(Raw records)
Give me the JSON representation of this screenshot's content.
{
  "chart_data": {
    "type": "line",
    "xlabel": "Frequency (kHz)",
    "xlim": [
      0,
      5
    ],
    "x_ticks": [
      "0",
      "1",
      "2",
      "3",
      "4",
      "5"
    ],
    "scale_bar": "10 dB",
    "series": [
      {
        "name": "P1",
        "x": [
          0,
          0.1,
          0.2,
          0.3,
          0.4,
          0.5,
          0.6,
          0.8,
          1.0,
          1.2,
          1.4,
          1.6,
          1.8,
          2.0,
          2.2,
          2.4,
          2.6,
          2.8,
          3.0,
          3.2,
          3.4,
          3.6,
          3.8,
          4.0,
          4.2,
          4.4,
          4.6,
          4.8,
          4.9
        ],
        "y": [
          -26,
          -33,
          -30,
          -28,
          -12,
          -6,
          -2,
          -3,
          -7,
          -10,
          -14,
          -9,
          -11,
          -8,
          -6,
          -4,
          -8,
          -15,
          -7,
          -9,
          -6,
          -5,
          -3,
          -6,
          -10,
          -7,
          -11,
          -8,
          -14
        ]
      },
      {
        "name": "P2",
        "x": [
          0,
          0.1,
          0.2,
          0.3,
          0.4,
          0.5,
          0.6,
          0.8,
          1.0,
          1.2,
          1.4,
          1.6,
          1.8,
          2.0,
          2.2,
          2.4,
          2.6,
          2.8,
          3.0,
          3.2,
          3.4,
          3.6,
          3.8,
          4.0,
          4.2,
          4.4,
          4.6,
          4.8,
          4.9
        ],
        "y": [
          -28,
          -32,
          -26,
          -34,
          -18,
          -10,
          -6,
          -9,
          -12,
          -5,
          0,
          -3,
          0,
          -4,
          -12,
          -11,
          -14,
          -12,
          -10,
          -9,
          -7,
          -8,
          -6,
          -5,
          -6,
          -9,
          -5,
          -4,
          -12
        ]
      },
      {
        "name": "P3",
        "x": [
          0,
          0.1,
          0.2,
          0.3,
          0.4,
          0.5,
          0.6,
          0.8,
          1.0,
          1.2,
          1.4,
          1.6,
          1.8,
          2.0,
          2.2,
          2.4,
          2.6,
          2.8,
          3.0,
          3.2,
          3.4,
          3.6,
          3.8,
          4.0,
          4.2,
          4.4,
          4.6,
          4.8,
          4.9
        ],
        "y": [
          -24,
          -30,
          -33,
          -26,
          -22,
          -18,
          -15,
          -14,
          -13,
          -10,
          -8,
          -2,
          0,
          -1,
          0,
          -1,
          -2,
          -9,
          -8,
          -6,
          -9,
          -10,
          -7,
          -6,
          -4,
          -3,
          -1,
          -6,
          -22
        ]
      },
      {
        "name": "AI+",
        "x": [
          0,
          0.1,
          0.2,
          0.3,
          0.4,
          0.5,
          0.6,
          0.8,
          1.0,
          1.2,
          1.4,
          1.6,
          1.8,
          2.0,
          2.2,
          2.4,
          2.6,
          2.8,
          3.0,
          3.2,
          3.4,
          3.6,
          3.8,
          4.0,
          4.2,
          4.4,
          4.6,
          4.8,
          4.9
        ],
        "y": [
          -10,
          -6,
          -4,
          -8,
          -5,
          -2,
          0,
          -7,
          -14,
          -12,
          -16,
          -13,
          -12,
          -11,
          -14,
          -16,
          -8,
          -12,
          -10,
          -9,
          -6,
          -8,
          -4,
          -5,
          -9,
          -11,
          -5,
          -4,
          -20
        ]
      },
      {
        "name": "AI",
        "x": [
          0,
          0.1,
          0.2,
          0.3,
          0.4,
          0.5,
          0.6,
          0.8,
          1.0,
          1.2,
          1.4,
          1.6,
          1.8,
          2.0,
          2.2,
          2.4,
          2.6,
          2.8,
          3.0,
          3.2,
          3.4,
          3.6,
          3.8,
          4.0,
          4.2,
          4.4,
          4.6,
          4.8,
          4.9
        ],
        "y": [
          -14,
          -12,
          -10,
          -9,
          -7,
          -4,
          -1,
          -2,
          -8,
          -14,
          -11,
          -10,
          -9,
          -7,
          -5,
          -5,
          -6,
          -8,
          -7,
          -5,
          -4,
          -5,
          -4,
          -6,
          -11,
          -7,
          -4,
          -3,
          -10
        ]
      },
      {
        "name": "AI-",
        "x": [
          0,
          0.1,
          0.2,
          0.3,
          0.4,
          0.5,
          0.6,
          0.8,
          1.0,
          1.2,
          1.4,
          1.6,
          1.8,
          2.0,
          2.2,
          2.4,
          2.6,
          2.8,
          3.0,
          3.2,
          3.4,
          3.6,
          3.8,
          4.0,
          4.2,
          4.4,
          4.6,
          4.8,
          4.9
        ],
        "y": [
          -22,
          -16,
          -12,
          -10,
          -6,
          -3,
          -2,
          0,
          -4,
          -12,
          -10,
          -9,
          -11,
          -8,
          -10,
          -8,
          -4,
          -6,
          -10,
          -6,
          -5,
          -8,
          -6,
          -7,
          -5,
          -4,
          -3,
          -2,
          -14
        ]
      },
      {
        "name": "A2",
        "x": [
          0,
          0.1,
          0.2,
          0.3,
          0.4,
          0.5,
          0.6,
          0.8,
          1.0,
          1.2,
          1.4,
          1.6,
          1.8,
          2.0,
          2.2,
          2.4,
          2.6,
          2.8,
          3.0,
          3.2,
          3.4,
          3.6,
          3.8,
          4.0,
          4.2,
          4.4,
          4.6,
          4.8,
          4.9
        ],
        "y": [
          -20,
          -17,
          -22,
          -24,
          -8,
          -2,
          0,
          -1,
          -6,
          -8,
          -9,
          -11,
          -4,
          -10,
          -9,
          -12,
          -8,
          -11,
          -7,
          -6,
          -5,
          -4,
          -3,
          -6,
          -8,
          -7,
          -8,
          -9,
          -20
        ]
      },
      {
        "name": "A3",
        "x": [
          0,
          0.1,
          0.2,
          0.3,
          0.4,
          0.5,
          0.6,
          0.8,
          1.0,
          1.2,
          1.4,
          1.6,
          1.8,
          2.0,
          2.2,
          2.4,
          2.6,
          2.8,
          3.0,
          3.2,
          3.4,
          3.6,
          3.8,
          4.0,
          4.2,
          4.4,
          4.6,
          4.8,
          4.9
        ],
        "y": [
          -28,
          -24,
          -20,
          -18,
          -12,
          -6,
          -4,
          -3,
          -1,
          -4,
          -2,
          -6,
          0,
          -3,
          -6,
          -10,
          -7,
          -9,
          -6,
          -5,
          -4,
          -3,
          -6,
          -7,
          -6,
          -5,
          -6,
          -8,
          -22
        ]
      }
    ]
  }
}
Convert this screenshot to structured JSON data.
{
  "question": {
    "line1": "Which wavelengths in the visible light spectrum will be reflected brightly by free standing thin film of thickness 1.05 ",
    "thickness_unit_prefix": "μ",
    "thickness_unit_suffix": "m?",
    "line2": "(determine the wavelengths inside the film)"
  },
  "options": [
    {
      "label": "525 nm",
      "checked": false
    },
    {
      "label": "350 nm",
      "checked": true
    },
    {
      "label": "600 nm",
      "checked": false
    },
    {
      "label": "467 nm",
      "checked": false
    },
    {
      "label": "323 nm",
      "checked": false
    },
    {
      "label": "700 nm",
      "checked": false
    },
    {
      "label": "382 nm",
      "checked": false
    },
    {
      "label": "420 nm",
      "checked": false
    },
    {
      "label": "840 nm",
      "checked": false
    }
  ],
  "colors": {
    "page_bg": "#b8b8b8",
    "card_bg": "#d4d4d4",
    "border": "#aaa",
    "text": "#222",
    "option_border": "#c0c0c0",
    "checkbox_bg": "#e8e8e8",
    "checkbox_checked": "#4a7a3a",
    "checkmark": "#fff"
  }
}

=== SET TASK ===
Using the material above, work out how many lines contain the string "film". Give that number alone.

=== WRITTEN ANSWER ===
2